TASK GOAL: Make an exact copy of the entries, and keep any pictures out of it.

Extracted data entries:
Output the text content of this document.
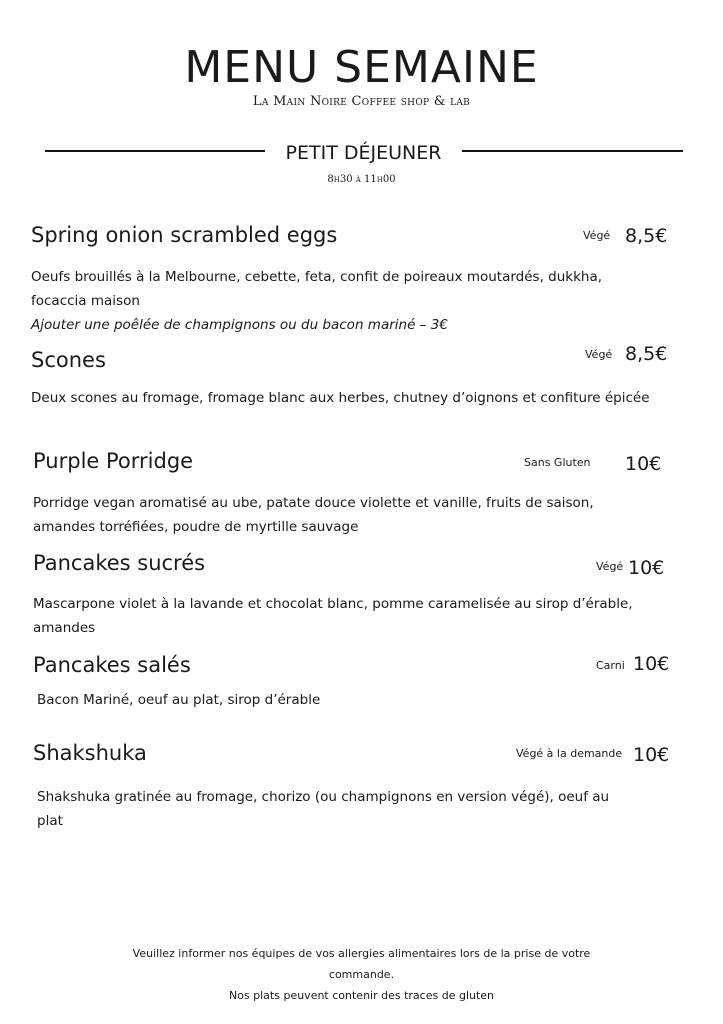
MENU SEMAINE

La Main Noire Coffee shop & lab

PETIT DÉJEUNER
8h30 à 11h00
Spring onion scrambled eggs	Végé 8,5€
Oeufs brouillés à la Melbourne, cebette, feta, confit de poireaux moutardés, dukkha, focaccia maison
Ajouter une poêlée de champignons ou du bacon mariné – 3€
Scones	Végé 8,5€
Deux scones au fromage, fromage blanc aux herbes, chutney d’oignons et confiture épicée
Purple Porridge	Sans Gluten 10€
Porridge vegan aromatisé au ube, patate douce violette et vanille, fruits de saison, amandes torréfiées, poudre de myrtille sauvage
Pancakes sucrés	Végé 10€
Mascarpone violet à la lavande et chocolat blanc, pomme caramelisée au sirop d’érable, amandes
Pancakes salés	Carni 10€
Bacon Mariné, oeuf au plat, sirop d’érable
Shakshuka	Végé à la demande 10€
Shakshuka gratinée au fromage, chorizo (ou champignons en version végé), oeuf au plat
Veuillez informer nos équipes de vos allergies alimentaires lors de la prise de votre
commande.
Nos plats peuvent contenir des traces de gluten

OUTPUT OF THE EXERCISE:
Output the text content of this document.
MENU SEMAINE

La Main Noire Coffee shop & lab

PETIT DÉJEUNER
8h30 à 11h00
Spring onion scrambled eggs	Végé 8,5€
Oeufs brouillés à la Melbourne, cebette, feta, confit de poireaux moutardés, dukkha, focaccia maison
Ajouter une poêlée de champignons ou du bacon mariné – 3€
Scones	Végé 8,5€
Deux scones au fromage, fromage blanc aux herbes, chutney d’oignons et confiture épicée
Purple Porridge	Sans Gluten 10€
Porridge vegan aromatisé au ube, patate douce violette et vanille, fruits de saison, amandes torréfiées, poudre de myrtille sauvage
Pancakes sucrés	Végé 10€
Mascarpone violet à la lavande et chocolat blanc, pomme caramelisée au sirop d’érable, amandes
Pancakes salés	Carni 10€
Bacon Mariné, oeuf au plat, sirop d’érable
Shakshuka	Végé à la demande 10€
Shakshuka gratinée au fromage, chorizo (ou champignons en version végé), oeuf au plat
Veuillez informer nos équipes de vos allergies alimentaires lors de la prise de votre
commande.
Nos plats peuvent contenir des traces de gluten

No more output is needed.